* Exercise goal:
An exact copy of every record is needed.

* Records for the task:
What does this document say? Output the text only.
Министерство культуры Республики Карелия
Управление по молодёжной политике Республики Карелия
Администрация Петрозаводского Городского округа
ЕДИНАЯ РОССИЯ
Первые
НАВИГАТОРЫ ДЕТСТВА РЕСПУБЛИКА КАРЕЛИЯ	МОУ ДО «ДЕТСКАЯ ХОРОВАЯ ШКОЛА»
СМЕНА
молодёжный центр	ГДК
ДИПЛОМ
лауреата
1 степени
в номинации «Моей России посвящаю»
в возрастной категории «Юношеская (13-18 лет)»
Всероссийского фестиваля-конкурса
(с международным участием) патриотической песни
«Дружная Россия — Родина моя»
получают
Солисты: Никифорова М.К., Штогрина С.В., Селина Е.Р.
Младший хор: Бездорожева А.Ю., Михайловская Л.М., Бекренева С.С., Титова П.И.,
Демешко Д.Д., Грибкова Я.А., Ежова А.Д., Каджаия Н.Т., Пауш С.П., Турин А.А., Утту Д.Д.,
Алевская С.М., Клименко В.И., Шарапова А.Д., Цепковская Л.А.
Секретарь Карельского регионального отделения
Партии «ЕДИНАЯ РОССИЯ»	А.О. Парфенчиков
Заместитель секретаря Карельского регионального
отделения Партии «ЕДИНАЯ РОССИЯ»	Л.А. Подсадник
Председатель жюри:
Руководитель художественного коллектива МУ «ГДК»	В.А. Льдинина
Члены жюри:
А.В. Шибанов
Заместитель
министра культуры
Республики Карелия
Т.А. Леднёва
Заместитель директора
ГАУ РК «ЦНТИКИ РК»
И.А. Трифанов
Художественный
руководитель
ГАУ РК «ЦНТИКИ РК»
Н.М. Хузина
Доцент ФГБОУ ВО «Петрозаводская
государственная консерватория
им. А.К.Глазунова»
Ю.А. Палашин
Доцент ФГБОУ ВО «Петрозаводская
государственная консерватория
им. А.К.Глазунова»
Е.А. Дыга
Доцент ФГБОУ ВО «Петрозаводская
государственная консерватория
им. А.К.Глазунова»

* Exercise solution:
What does this document say? Output the text only.
Министерство культуры Республики Карелия
Управление по молодёжной политике Республики Карелия
Администрация Петрозаводского Городского округа
ЕДИНАЯ РОССИЯ
Первые
НАВИГАТОРЫ ДЕТСТВА РЕСПУБЛИКА КАРЕЛИЯ	МОУ ДО «ДЕТСКАЯ ХОРОВАЯ ШКОЛА»
СМЕНА
молодёжный центр	ГДК
ДИПЛОМ
лауреата
1 степени
в номинации «Моей России посвящаю»
в возрастной категории «Юношеская (13-18 лет)»
Всероссийского фестиваля-конкурса
(с международным участием) патриотической песни
«Дружная Россия — Родина моя»
получают
Солисты: Никифорова М.К., Штогрина С.В., Селина Е.Р.
Младший хор: Бездорожева А.Ю., Михайловская Л.М., Бекренева С.С., Титова П.И.,
Демешко Д.Д., Грибкова Я.А., Ежова А.Д., Каджаия Н.Т., Пауш С.П., Турин А.А., Утту Д.Д.,
Алевская С.М., Клименко В.И., Шарапова А.Д., Цепковская Л.А.
Секретарь Карельского регионального отделения
Партии «ЕДИНАЯ РОССИЯ»	А.О. Парфенчиков
Заместитель секретаря Карельского регионального
отделения Партии «ЕДИНАЯ РОССИЯ»	Л.А. Подсадник
Председатель жюри:
Руководитель художественного коллектива МУ «ГДК»	В.А. Льдинина
Члены жюри:
А.В. Шибанов
Заместитель
министра культуры
Республики Карелия
Т.А. Леднёва
Заместитель директора
ГАУ РК «ЦНТИКИ РК»
И.А. Трифанов
Художественный
руководитель
ГАУ РК «ЦНТИКИ РК»
Н.М. Хузина
Доцент ФГБОУ ВО «Петрозаводская
государственная консерватория
им. А.К.Глазунова»
Ю.А. Палашин
Доцент ФГБОУ ВО «Петрозаводская
государственная консерватория
им. А.К.Глазунова»
Е.А. Дыга
Доцент ФГБОУ ВО «Петрозаводская
государственная консерватория
им. А.К.Глазунова»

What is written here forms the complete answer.